Excerpt from a dataset
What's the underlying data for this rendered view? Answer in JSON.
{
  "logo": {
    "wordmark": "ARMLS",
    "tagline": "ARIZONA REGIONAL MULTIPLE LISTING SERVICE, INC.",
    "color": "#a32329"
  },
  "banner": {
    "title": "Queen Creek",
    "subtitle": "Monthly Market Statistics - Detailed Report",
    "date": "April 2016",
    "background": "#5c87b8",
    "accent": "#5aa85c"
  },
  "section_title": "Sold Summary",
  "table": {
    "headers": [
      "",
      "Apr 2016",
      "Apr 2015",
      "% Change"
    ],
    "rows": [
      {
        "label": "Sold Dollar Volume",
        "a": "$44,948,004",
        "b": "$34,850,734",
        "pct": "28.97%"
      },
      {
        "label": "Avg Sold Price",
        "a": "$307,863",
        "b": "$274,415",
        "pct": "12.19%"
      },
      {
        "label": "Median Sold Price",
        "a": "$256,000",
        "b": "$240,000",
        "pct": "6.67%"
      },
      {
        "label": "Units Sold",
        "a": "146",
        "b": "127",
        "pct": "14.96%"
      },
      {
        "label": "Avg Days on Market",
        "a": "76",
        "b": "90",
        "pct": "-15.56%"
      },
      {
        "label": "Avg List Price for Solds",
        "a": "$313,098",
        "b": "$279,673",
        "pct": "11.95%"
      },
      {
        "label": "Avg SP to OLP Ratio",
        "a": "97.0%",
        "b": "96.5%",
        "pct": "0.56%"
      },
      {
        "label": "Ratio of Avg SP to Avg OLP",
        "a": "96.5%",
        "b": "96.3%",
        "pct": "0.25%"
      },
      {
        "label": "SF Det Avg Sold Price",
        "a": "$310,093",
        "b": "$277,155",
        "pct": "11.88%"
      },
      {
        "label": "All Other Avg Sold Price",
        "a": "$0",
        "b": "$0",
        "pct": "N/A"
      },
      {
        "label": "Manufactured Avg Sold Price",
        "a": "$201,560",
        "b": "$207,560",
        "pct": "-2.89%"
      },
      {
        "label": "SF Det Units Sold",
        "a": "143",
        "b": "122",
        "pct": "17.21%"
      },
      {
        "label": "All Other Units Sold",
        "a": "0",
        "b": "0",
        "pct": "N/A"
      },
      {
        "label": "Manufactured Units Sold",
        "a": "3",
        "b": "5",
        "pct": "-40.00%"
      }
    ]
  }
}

Work instructions: Extract every record. Keep wording exact.

Response:
What's the underlying data for this rendered view? Answer in JSON.
{
  "logo": {
    "wordmark": "ARMLS",
    "tagline": "ARIZONA REGIONAL MULTIPLE LISTING SERVICE, INC.",
    "color": "#a32329"
  },
  "banner": {
    "title": "Queen Creek",
    "subtitle": "Monthly Market Statistics - Detailed Report",
    "date": "April 2016",
    "background": "#5c87b8",
    "accent": "#5aa85c"
  },
  "section_title": "Sold Summary",
  "table": {
    "headers": [
      "",
      "Apr 2016",
      "Apr 2015",
      "% Change"
    ],
    "rows": [
      {
        "label": "Sold Dollar Volume",
        "a": "$44,948,004",
        "b": "$34,850,734",
        "pct": "28.97%"
      },
      {
        "label": "Avg Sold Price",
        "a": "$307,863",
        "b": "$274,415",
        "pct": "12.19%"
      },
      {
        "label": "Median Sold Price",
        "a": "$256,000",
        "b": "$240,000",
        "pct": "6.67%"
      },
      {
        "label": "Units Sold",
        "a": "146",
        "b": "127",
        "pct": "14.96%"
      },
      {
        "label": "Avg Days on Market",
        "a": "76",
        "b": "90",
        "pct": "-15.56%"
      },
      {
        "label": "Avg List Price for Solds",
        "a": "$313,098",
        "b": "$279,673",
        "pct": "11.95%"
      },
      {
        "label": "Avg SP to OLP Ratio",
        "a": "97.0%",
        "b": "96.5%",
        "pct": "0.56%"
      },
      {
        "label": "Ratio of Avg SP to Avg OLP",
        "a": "96.5%",
        "b": "96.3%",
        "pct": "0.25%"
      },
      {
        "label": "SF Det Avg Sold Price",
        "a": "$310,093",
        "b": "$277,155",
        "pct": "11.88%"
      },
      {
        "label": "All Other Avg Sold Price",
        "a": "$0",
        "b": "$0",
        "pct": "N/A"
      },
      {
        "label": "Manufactured Avg Sold Price",
        "a": "$201,560",
        "b": "$207,560",
        "pct": "-2.89%"
      },
      {
        "label": "SF Det Units Sold",
        "a": "143",
        "b": "122",
        "pct": "17.21%"
      },
      {
        "label": "All Other Units Sold",
        "a": "0",
        "b": "0",
        "pct": "N/A"
      },
      {
        "label": "Manufactured Units Sold",
        "a": "3",
        "b": "5",
        "pct": "-40.00%"
      }
    ]
  }
}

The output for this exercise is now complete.